* [TASK REQUIREMENTS]
Tally the lines in the data that follows that include the word "Cases", and report nothing but the total.

─── SUPPLIED RECORDS

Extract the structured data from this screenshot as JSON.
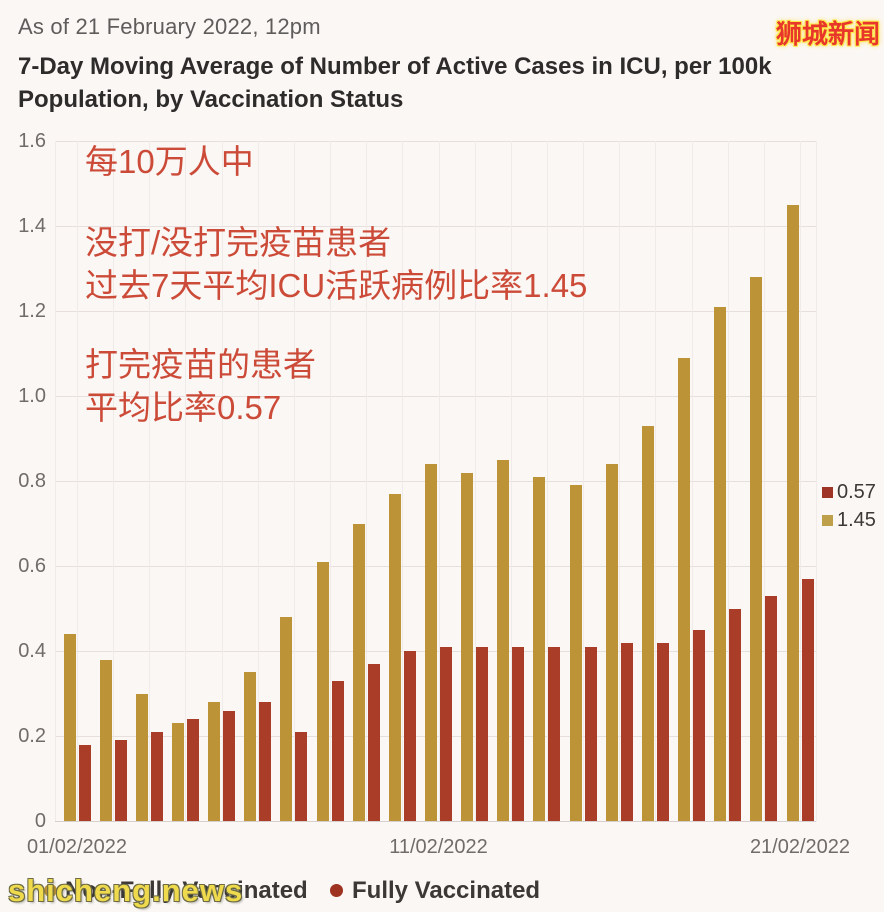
{
  "header": {
    "as_of": "As of 21 February 2022, 12pm",
    "title_line1": "7-Day Moving Average of Number of Active Cases in ICU, per 100k",
    "title_line2": "Population, by Vaccination Status",
    "logo": "狮城新闻"
  },
  "watermark": "shicheng.news",
  "chart_data": {
    "type": "bar",
    "title": "7-Day Moving Average of Number of Active Cases in ICU, per 100k Population, by Vaccination Status",
    "xlabel": "",
    "ylabel": "",
    "ylim": [
      0,
      1.6
    ],
    "grid": "both",
    "y_ticks": [
      0,
      0.2,
      0.4,
      0.6,
      0.8,
      1.0,
      1.2,
      1.4,
      1.6
    ],
    "y_tick_labels": [
      "0",
      "0.2",
      "0.4",
      "0.6",
      "0.8",
      "1.0",
      "1.2",
      "1.4",
      "1.6"
    ],
    "x": [
      "01/02/2022",
      "02/02/2022",
      "03/02/2022",
      "04/02/2022",
      "05/02/2022",
      "06/02/2022",
      "07/02/2022",
      "08/02/2022",
      "09/02/2022",
      "10/02/2022",
      "11/02/2022",
      "12/02/2022",
      "13/02/2022",
      "14/02/2022",
      "15/02/2022",
      "16/02/2022",
      "17/02/2022",
      "18/02/2022",
      "19/02/2022",
      "20/02/2022",
      "21/02/2022"
    ],
    "x_tick_indices": [
      0,
      10,
      20
    ],
    "series": [
      {
        "name": "Non-Fully Vaccinated",
        "color": "#BD9338",
        "values": [
          0.44,
          0.38,
          0.3,
          0.23,
          0.28,
          0.35,
          0.48,
          0.61,
          0.7,
          0.77,
          0.84,
          0.82,
          0.85,
          0.81,
          0.79,
          0.84,
          0.93,
          1.09,
          1.21,
          1.28,
          1.45
        ]
      },
      {
        "name": "Fully Vaccinated",
        "color": "#A93D28",
        "values": [
          0.18,
          0.19,
          0.21,
          0.24,
          0.26,
          0.28,
          0.21,
          0.33,
          0.37,
          0.4,
          0.41,
          0.41,
          0.41,
          0.41,
          0.41,
          0.42,
          0.42,
          0.45,
          0.5,
          0.53,
          0.57
        ]
      }
    ],
    "end_labels": [
      {
        "text": "0.57",
        "color": "#9E3425"
      },
      {
        "text": "1.45",
        "color": "#BFA04A"
      }
    ],
    "annotations": {
      "per_100k": "每10万人中",
      "nonvax_line1": "没打/没打完疫苗患者",
      "nonvax_line2": "过去7天平均ICU活跃病例比率1.45",
      "vax_line1": "打完疫苗的患者",
      "vax_line2": "平均比率0.57"
    },
    "legend_position": "bottom"
  }
}
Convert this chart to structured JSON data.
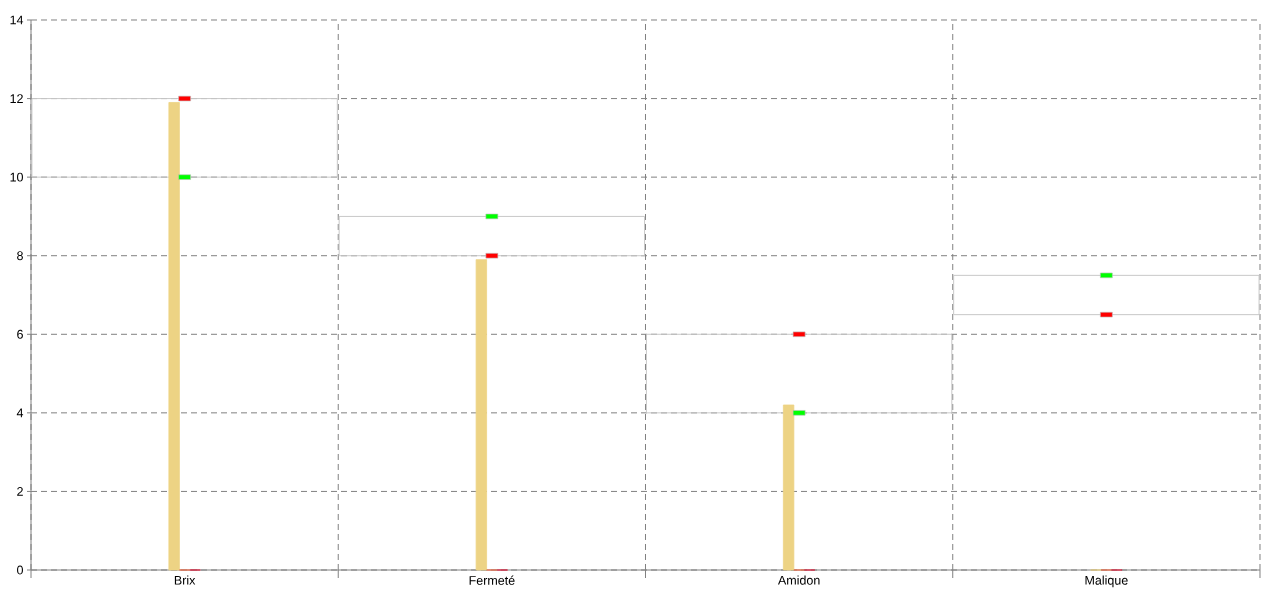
{
  "chart_data": {
    "type": "bar",
    "categories": [
      "Brix",
      "Fermeté",
      "Amidon",
      "Malique"
    ],
    "ylim": [
      0,
      14
    ],
    "yticks": [
      0,
      2,
      4,
      6,
      8,
      10,
      12,
      14
    ],
    "grid": true,
    "series": [
      {
        "color": "#c8c8c8",
        "base": [
          10,
          8,
          4,
          6.5
        ],
        "values": [
          2,
          1,
          2,
          1
        ]
      },
      {
        "color": "#edd384",
        "values": [
          11.9,
          7.9,
          4.2,
          0
        ]
      },
      {
        "color": "#f06e4c",
        "values": [
          0,
          0,
          0,
          0
        ]
      },
      {
        "color": "#dc1e3c",
        "values": [
          0,
          0,
          0,
          0
        ]
      },
      {
        "type": "scatter",
        "color": "#00ff00",
        "marker": "square",
        "x": [
          "Brix",
          "Fermeté",
          "Amidon",
          "Malique"
        ],
        "values": [
          10,
          9,
          4,
          7.5
        ]
      },
      {
        "type": "scatter",
        "color": "#ff0000",
        "marker": "square",
        "x": [
          "Brix",
          "Fermeté",
          "Amidon",
          "Malique"
        ],
        "values": [
          12,
          8,
          6,
          6.5
        ]
      }
    ]
  }
}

──────

* [REPLY]
2